What the task asks: Examine each line of the data. Copy those that contain the string "intensidad".

Extracted entries:
▼▼▼

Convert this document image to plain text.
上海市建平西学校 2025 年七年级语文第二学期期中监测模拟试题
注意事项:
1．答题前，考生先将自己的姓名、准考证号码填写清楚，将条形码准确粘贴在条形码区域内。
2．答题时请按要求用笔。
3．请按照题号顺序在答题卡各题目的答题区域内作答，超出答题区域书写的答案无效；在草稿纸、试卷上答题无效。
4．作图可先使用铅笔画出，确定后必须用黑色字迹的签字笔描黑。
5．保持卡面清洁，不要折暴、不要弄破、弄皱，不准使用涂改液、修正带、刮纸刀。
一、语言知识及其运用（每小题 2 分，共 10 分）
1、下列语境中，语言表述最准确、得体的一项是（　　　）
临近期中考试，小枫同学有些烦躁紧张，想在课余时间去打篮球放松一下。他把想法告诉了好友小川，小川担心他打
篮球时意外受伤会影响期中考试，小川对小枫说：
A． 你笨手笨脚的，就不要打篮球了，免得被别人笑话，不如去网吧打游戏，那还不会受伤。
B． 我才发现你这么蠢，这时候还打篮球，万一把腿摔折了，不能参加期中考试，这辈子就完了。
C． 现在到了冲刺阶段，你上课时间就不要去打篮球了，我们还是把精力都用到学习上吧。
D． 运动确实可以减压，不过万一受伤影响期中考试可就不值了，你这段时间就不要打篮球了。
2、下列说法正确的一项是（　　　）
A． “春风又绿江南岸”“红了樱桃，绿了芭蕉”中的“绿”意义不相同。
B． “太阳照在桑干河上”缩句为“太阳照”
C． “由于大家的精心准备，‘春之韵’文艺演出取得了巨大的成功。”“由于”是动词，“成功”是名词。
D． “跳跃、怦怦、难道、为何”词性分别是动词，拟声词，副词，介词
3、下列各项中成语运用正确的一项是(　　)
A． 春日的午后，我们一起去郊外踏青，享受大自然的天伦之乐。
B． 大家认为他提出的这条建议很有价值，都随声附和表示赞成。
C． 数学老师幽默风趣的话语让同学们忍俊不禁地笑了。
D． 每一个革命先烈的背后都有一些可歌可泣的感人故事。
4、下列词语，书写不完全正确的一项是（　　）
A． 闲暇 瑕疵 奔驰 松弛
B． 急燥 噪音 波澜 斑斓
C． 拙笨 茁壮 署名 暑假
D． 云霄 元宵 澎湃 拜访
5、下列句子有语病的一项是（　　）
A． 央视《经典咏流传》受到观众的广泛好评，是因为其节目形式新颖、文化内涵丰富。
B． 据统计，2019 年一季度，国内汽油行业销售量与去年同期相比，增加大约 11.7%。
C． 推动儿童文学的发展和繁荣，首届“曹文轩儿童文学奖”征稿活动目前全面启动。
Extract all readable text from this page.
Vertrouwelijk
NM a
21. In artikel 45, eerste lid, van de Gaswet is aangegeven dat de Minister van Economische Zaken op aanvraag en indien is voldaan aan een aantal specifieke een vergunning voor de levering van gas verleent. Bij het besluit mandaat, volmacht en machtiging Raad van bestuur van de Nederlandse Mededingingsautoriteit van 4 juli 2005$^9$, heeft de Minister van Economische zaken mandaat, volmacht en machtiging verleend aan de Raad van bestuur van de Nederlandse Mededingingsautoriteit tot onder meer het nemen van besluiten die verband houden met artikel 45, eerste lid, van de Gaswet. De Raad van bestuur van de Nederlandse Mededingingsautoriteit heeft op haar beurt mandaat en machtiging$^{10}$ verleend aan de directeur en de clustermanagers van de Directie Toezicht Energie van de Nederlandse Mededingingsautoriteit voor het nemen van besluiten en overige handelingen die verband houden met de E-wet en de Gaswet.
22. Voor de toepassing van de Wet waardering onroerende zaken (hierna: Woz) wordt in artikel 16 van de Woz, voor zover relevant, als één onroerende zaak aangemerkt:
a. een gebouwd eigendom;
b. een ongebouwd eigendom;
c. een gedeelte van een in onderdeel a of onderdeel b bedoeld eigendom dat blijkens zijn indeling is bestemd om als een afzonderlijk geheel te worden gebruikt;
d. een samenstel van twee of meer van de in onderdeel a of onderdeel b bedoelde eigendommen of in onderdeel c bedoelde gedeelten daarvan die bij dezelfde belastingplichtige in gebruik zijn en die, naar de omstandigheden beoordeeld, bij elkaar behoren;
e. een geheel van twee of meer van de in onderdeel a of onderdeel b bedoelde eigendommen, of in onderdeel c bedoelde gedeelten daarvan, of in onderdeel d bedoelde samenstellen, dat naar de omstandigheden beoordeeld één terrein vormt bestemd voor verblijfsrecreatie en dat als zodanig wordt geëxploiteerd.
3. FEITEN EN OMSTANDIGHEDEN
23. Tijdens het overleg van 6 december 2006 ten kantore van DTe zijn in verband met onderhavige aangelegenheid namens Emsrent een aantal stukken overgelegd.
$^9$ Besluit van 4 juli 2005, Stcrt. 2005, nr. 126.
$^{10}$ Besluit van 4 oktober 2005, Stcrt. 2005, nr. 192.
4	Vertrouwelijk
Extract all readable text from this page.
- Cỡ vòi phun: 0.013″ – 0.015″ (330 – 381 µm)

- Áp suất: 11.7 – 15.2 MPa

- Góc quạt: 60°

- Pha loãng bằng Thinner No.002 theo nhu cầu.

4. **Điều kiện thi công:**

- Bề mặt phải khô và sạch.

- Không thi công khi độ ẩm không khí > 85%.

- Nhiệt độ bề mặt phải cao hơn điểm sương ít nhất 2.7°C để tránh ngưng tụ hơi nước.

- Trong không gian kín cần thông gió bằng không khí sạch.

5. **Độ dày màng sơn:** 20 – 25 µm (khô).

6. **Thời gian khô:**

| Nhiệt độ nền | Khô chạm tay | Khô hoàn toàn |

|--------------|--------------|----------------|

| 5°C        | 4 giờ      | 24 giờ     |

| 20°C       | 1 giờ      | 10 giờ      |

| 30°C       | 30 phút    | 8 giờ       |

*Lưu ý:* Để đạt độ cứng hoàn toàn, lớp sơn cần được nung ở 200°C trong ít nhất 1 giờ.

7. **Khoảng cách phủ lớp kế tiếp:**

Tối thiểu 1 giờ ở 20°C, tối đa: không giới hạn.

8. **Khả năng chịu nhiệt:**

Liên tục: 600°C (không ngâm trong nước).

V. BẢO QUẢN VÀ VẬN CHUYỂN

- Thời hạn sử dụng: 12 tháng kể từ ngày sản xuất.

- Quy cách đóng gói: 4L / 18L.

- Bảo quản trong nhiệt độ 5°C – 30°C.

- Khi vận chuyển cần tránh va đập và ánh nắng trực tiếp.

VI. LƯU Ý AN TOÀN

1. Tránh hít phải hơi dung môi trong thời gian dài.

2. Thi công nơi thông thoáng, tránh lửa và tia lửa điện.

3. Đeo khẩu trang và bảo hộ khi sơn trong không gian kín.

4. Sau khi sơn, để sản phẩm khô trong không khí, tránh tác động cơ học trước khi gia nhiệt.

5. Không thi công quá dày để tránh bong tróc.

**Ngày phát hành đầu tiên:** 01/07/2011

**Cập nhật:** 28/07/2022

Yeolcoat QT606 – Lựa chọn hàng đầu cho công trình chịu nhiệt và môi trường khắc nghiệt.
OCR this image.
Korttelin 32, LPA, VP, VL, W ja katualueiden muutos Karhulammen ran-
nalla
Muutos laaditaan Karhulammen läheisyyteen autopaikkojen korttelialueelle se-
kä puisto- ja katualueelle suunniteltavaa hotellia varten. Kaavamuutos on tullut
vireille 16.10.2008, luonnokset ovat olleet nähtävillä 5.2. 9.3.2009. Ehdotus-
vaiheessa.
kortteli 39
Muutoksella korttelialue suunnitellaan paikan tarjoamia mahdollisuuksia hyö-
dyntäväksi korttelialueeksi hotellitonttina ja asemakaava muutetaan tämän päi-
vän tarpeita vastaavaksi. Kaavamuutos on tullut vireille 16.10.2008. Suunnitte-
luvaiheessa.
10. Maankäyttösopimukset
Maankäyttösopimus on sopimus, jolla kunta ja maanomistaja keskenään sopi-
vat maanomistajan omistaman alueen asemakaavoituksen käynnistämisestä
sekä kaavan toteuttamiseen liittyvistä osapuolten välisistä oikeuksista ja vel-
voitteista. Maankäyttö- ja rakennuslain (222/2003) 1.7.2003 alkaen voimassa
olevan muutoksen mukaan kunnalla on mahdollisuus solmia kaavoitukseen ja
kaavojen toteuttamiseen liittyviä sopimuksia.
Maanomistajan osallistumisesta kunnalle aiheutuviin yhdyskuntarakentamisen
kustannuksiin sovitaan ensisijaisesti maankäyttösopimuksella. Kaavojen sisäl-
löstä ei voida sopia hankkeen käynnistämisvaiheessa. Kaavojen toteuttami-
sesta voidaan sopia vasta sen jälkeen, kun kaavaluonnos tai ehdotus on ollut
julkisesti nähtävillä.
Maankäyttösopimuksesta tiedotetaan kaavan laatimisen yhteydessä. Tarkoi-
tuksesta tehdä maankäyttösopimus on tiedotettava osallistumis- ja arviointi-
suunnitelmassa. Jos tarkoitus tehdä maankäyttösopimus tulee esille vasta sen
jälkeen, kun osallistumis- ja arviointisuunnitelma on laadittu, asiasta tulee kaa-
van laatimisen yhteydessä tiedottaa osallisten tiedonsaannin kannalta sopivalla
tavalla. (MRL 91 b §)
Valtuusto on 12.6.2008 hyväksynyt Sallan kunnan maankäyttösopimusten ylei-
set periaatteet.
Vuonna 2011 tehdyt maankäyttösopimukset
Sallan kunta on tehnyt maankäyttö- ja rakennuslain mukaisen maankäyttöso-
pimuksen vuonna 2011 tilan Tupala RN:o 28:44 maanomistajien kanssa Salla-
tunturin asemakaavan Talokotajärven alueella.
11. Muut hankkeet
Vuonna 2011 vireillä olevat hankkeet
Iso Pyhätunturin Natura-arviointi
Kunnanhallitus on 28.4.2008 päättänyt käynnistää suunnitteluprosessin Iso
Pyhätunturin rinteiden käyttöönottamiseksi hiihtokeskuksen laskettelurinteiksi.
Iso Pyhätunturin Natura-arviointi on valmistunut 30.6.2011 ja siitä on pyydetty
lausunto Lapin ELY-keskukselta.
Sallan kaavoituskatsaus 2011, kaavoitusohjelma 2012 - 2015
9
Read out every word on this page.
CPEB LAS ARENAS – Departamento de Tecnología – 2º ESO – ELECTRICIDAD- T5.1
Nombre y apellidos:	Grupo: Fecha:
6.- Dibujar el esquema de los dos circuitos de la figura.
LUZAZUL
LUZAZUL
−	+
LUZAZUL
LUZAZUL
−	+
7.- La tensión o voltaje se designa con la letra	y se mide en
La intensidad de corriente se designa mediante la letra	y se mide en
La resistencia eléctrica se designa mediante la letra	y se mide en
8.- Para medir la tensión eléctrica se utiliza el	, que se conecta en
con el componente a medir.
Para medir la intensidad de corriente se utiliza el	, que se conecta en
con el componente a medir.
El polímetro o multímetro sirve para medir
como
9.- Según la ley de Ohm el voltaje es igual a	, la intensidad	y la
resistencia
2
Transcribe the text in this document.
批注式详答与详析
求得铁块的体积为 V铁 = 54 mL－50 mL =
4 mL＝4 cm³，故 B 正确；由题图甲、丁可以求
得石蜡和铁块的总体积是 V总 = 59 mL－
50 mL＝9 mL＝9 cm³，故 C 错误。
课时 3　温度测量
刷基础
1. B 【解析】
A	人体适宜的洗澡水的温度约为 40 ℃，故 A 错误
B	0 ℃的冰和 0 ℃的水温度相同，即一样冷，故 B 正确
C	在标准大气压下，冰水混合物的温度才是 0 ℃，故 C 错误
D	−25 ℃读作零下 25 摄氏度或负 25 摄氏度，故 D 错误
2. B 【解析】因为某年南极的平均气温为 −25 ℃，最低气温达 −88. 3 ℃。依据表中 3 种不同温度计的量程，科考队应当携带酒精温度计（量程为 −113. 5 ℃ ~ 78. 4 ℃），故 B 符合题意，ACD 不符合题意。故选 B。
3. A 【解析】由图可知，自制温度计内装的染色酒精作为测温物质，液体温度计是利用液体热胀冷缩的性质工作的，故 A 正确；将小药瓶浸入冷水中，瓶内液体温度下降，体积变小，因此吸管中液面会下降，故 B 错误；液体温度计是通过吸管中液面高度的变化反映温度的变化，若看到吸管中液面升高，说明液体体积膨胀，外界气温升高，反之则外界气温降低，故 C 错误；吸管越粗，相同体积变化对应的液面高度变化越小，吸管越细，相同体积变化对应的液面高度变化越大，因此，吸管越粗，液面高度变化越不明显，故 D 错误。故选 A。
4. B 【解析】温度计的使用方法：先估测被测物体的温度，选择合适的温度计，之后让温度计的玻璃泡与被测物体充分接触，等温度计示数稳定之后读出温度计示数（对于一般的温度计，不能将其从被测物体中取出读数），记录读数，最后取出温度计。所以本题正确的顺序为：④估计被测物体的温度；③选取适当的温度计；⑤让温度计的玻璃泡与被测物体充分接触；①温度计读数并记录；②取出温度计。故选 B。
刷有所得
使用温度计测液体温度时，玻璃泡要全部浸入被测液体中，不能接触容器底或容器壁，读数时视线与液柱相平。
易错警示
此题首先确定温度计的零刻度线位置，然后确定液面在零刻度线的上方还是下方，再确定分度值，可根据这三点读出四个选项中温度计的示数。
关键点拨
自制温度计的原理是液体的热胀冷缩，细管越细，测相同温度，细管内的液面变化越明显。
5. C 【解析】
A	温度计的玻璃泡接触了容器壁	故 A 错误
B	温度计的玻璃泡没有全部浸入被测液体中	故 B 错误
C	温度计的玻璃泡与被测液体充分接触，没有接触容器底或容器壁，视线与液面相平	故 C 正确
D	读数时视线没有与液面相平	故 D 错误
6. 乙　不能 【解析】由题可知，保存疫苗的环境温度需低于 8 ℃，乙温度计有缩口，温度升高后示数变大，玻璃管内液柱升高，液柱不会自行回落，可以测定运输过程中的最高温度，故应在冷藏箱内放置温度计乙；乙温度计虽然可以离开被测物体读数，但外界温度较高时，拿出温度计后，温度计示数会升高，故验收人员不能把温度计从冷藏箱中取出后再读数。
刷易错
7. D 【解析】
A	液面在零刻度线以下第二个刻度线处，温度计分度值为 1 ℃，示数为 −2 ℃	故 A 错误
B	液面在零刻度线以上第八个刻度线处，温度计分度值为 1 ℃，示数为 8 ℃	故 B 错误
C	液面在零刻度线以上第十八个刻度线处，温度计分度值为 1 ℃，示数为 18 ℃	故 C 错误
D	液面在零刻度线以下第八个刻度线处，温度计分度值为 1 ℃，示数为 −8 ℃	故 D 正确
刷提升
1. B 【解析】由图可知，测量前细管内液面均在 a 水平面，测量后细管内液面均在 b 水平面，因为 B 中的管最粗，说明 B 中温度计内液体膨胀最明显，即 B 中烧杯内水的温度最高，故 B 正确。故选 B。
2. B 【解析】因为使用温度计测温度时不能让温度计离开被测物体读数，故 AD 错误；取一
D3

▲▲▲

Response:
La intensidad de corriente se designa mediante la letra	y se mide en
Para medir la intensidad de corriente se utiliza el	, que se conecta en
9.- Según la ley de Ohm el voltaje es igual a	, la intensidad	y la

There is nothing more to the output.